WRITTEN PROBLEM 1: According to the Wells Fargo article, how many people has the bank fired over the scandal?

== SUPPLIED TEXT ==

Wells Fargo faces
scrutiny over lack of sales scandal disclosure
Send a link to a friend
[September 16, 2016]
By Dan Freed and Ross Kerber
NEW YORK (Reuters) - A phantom account
scandal at Wells Fargo & Co has put the U.S. bank's disclosure
policies under a harsh spotlight.
Despite press reports that a federal regulator and the Los Angeles
prosecutor were investigating sales practices at retail branches of
the San Francisco-based lender, the bank, which agreed to a $190
million settlement, gave investors no indication of the scale of the
problem.
The surprise spooked investors and has lopped roughly $19 billion
off its market value since the probe disclosed last week that Wells
employees had created roughly 2 million accounts for customers
without their knowledge in order to meet internal sales targets. The
bank has fired 5,300 people over the scandal.
While the settlement barely makes a dent in the $23 billion of
profit the bank earned last year, the scandal's aftermath has caused
a 7.5 percent drop in Wells' stock compared with a roughly 2.4
percent decline for the Dow Jones US Banks Index.
Investors, analysts and legal experts who spoke to Reuters said
Wells Fargo' silence did not mean it had broken the law. But there
is broad agreement that it made matters worse by not being more
forthcoming with Chief Executive John Stumpf under pressure to
explain why this happened on his watch.

"Look, they're lawyered up to the sky. They did the minimum legally
required. Do I think that that's fair to investors or that that's
all that investors need to know or want to know? No I do not," said
Nell Minow, vice chair of ValueEdge advisors, a corporate governance
advisory firm.
"It further diminishes their already significantly diminished
credibility in terms of their willingness to be transparent."
Activist investors began filing shareholder resolutions with Wells
Fargo on Thursday calling on the bank to split the roles of chairman
and CEO, both held by Stumpf, in light of the recent scandal.

===

WRITTEN PROBLEM 2: Please quote the listing from its first line through the line with "wmg-cell <box>1067 1168 1087 1188</box>", both included.

== RECORD SET ==

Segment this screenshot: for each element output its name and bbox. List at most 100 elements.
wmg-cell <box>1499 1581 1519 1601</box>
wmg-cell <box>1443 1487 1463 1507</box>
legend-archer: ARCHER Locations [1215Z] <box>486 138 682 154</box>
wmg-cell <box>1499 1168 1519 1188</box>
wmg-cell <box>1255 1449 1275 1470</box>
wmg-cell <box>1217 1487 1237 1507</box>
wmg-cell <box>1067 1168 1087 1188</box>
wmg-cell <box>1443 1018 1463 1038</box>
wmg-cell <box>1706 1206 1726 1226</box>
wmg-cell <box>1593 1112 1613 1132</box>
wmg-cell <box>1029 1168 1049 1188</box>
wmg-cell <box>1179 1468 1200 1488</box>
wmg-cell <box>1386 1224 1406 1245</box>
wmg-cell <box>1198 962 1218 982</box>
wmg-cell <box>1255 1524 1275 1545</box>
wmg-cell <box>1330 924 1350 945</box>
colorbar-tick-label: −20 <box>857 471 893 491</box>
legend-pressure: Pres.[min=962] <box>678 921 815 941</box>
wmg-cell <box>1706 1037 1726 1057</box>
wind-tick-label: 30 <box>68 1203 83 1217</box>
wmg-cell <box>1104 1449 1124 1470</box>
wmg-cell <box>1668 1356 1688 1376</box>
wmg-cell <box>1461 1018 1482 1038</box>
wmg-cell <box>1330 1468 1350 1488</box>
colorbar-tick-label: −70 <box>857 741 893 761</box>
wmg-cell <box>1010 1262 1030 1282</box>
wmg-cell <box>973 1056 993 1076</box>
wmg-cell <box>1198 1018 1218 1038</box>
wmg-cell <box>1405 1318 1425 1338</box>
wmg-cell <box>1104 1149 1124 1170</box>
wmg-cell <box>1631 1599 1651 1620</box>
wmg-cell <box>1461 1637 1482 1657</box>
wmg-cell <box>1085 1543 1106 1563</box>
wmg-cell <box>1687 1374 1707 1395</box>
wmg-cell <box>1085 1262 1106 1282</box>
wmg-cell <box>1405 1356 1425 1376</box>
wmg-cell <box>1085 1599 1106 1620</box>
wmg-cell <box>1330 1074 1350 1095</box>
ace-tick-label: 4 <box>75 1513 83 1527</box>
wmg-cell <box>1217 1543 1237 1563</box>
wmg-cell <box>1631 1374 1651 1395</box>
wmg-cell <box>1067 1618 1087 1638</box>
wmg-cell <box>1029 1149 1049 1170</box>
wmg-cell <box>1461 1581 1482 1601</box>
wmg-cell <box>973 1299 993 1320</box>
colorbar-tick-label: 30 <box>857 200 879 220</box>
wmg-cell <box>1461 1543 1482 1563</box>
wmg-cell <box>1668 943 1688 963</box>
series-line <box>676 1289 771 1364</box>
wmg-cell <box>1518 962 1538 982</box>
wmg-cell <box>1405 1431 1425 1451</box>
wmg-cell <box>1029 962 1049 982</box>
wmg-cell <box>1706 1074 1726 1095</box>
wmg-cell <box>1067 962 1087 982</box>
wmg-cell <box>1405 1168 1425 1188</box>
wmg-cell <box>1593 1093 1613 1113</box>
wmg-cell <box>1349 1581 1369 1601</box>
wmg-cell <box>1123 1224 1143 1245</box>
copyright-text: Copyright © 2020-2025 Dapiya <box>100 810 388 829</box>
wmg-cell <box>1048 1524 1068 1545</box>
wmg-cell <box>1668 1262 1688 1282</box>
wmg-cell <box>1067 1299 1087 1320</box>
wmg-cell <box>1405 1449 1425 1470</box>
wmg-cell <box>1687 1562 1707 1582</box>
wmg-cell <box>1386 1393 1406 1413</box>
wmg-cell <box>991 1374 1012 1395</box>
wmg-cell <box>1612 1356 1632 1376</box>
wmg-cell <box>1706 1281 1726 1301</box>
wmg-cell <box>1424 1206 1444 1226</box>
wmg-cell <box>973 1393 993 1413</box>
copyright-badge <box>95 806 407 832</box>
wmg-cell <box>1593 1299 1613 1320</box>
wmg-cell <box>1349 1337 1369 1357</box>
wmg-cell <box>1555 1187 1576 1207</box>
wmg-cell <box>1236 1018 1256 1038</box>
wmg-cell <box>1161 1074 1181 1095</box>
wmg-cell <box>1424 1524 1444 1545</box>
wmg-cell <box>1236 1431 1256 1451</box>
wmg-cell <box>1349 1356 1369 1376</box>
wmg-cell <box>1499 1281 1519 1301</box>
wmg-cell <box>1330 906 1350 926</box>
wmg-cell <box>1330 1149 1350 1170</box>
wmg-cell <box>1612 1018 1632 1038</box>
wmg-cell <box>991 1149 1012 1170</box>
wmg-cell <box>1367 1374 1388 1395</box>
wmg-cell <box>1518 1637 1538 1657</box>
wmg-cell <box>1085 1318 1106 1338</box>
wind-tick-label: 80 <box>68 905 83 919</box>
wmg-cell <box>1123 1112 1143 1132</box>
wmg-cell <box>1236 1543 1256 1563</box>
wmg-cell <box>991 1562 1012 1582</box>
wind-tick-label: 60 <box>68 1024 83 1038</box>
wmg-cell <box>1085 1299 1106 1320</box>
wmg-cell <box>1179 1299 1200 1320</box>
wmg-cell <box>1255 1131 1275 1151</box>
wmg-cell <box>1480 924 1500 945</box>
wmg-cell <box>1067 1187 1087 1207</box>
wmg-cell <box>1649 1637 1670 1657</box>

===

CORRECT RESPONSE 1: 5,300 people.

CORRECT RESPONSE 2:
Segment this screenshot: for each element output its name and bbox. List at most 100 elements.
wmg-cell <box>1499 1581 1519 1601</box>
wmg-cell <box>1443 1487 1463 1507</box>
legend-archer: ARCHER Locations [1215Z] <box>486 138 682 154</box>
wmg-cell <box>1499 1168 1519 1188</box>
wmg-cell <box>1255 1449 1275 1470</box>
wmg-cell <box>1217 1487 1237 1507</box>
wmg-cell <box>1067 1168 1087 1188</box>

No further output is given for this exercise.